> **EXERCISE BRIEF**
Write out every entry exactly as it stands.

▬▬▬▬▬▬▬▬▬▬

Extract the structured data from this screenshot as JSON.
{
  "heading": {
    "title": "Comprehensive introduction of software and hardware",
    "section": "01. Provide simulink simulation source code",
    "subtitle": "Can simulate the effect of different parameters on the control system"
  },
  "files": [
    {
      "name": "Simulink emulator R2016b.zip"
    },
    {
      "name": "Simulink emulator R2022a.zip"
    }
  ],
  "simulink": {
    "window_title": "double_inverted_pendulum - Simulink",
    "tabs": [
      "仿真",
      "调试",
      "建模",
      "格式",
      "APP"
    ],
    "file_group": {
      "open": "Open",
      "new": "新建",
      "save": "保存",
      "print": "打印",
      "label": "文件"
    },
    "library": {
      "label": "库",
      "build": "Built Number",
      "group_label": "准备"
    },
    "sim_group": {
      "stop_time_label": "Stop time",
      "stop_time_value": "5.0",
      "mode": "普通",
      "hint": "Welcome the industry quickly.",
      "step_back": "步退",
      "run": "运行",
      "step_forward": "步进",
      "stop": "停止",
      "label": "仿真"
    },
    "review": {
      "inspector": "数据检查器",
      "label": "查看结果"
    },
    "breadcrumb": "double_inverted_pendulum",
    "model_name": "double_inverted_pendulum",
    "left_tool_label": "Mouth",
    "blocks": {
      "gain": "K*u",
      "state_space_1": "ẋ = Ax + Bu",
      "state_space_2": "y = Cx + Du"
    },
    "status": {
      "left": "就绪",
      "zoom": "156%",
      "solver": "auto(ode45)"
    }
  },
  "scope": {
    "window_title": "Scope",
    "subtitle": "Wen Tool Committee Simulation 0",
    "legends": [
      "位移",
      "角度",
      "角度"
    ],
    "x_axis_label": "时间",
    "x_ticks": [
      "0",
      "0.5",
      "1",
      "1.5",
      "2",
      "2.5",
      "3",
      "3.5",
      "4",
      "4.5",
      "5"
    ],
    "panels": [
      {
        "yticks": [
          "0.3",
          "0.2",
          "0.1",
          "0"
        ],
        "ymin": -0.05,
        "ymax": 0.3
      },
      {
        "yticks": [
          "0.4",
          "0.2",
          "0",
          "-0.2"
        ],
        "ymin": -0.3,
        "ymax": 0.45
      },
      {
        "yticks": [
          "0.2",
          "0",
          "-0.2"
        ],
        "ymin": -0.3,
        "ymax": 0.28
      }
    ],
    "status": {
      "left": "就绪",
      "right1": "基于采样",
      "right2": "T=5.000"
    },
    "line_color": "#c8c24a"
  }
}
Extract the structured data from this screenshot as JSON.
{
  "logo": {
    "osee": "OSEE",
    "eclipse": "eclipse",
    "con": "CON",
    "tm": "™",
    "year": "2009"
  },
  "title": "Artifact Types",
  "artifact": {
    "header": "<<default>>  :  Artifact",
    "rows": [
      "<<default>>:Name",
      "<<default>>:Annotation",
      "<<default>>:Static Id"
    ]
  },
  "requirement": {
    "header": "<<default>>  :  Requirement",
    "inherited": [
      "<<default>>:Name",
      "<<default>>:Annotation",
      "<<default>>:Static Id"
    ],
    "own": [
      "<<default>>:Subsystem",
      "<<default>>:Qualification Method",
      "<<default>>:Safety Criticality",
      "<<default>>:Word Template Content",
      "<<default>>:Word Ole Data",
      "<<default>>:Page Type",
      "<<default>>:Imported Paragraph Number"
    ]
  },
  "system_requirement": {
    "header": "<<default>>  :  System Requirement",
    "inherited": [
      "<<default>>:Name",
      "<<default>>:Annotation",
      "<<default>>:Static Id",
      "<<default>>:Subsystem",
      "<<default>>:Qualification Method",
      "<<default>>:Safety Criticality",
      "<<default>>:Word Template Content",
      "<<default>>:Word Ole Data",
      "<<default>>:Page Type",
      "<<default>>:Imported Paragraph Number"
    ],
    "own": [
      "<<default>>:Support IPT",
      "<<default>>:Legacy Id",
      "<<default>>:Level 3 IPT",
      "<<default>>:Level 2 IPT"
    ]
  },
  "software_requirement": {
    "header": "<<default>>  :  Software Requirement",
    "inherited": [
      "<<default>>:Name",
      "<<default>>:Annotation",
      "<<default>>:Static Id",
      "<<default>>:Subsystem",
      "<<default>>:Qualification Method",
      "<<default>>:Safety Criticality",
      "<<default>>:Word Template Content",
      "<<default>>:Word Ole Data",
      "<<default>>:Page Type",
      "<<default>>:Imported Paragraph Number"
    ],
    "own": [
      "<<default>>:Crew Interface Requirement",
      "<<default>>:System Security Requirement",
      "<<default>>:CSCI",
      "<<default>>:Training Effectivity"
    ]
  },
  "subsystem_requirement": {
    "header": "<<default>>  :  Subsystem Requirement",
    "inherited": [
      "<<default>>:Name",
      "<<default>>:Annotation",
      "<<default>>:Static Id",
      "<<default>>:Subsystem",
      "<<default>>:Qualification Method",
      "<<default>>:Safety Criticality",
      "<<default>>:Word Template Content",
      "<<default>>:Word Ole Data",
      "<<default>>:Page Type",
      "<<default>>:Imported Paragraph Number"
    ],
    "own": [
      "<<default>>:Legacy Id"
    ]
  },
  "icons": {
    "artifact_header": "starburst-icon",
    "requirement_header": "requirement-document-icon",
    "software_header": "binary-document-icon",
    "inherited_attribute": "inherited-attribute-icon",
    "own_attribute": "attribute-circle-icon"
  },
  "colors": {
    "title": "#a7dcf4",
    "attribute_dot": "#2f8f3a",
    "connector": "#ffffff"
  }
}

▬▬▬▬▬▬▬▬▬▬

> **THE REPLY**
Extract the structured data from this screenshot as JSON.
{
  "heading": {
    "title": "Comprehensive introduction of software and hardware",
    "section": "01. Provide simulink simulation source code",
    "subtitle": "Can simulate the effect of different parameters on the control system"
  },
  "files": [
    {
      "name": "Simulink emulator R2016b.zip"
    },
    {
      "name": "Simulink emulator R2022a.zip"
    }
  ],
  "simulink": {
    "window_title": "double_inverted_pendulum - Simulink",
    "tabs": [
      "仿真",
      "调试",
      "建模",
      "格式",
      "APP"
    ],
    "file_group": {
      "open": "Open",
      "new": "新建",
      "save": "保存",
      "print": "打印",
      "label": "文件"
    },
    "library": {
      "label": "库",
      "build": "Built Number",
      "group_label": "准备"
    },
    "sim_group": {
      "stop_time_label": "Stop time",
      "stop_time_value": "5.0",
      "mode": "普通",
      "hint": "Welcome the industry quickly.",
      "step_back": "步退",
      "run": "运行",
      "step_forward": "步进",
      "stop": "停止",
      "label": "仿真"
    },
    "review": {
      "inspector": "数据检查器",
      "label": "查看结果"
    },
    "breadcrumb": "double_inverted_pendulum",
    "model_name": "double_inverted_pendulum",
    "left_tool_label": "Mouth",
    "blocks": {
      "gain": "K*u",
      "state_space_1": "ẋ = Ax + Bu",
      "state_space_2": "y = Cx + Du"
    },
    "status": {
      "left": "就绪",
      "zoom": "156%",
      "solver": "auto(ode45)"
    }
  },
  "scope": {
    "window_title": "Scope",
    "subtitle": "Wen Tool Committee Simulation 0",
    "legends": [
      "位移",
      "角度",
      "角度"
    ],
    "x_axis_label": "时间",
    "x_ticks": [
      "0",
      "0.5",
      "1",
      "1.5",
      "2",
      "2.5",
      "3",
      "3.5",
      "4",
      "4.5",
      "5"
    ],
    "panels": [
      {
        "yticks": [
          "0.3",
          "0.2",
          "0.1",
          "0"
        ],
        "ymin": -0.05,
        "ymax": 0.3
      },
      {
        "yticks": [
          "0.4",
          "0.2",
          "0",
          "-0.2"
        ],
        "ymin": -0.3,
        "ymax": 0.45
      },
      {
        "yticks": [
          "0.2",
          "0",
          "-0.2"
        ],
        "ymin": -0.3,
        "ymax": 0.28
      }
    ],
    "status": {
      "left": "就绪",
      "right1": "基于采样",
      "right2": "T=5.000"
    },
    "line_color": "#c8c24a"
  }
}
Extract the structured data from this screenshot as JSON.
{
  "logo": {
    "osee": "OSEE",
    "eclipse": "eclipse",
    "con": "CON",
    "tm": "™",
    "year": "2009"
  },
  "title": "Artifact Types",
  "artifact": {
    "header": "<<default>>  :  Artifact",
    "rows": [
      "<<default>>:Name",
      "<<default>>:Annotation",
      "<<default>>:Static Id"
    ]
  },
  "requirement": {
    "header": "<<default>>  :  Requirement",
    "inherited": [
      "<<default>>:Name",
      "<<default>>:Annotation",
      "<<default>>:Static Id"
    ],
    "own": [
      "<<default>>:Subsystem",
      "<<default>>:Qualification Method",
      "<<default>>:Safety Criticality",
      "<<default>>:Word Template Content",
      "<<default>>:Word Ole Data",
      "<<default>>:Page Type",
      "<<default>>:Imported Paragraph Number"
    ]
  },
  "system_requirement": {
    "header": "<<default>>  :  System Requirement",
    "inherited": [
      "<<default>>:Name",
      "<<default>>:Annotation",
      "<<default>>:Static Id",
      "<<default>>:Subsystem",
      "<<default>>:Qualification Method",
      "<<default>>:Safety Criticality",
      "<<default>>:Word Template Content",
      "<<default>>:Word Ole Data",
      "<<default>>:Page Type",
      "<<default>>:Imported Paragraph Number"
    ],
    "own": [
      "<<default>>:Support IPT",
      "<<default>>:Legacy Id",
      "<<default>>:Level 3 IPT",
      "<<default>>:Level 2 IPT"
    ]
  },
  "software_requirement": {
    "header": "<<default>>  :  Software Requirement",
    "inherited": [
      "<<default>>:Name",
      "<<default>>:Annotation",
      "<<default>>:Static Id",
      "<<default>>:Subsystem",
      "<<default>>:Qualification Method",
      "<<default>>:Safety Criticality",
      "<<default>>:Word Template Content",
      "<<default>>:Word Ole Data",
      "<<default>>:Page Type",
      "<<default>>:Imported Paragraph Number"
    ],
    "own": [
      "<<default>>:Crew Interface Requirement",
      "<<default>>:System Security Requirement",
      "<<default>>:CSCI",
      "<<default>>:Training Effectivity"
    ]
  },
  "subsystem_requirement": {
    "header": "<<default>>  :  Subsystem Requirement",
    "inherited": [
      "<<default>>:Name",
      "<<default>>:Annotation",
      "<<default>>:Static Id",
      "<<default>>:Subsystem",
      "<<default>>:Qualification Method",
      "<<default>>:Safety Criticality",
      "<<default>>:Word Template Content",
      "<<default>>:Word Ole Data",
      "<<default>>:Page Type",
      "<<default>>:Imported Paragraph Number"
    ],
    "own": [
      "<<default>>:Legacy Id"
    ]
  },
  "icons": {
    "artifact_header": "starburst-icon",
    "requirement_header": "requirement-document-icon",
    "software_header": "binary-document-icon",
    "inherited_attribute": "inherited-attribute-icon",
    "own_attribute": "attribute-circle-icon"
  },
  "colors": {
    "title": "#a7dcf4",
    "attribute_dot": "#2f8f3a",
    "connector": "#ffffff"
  }
}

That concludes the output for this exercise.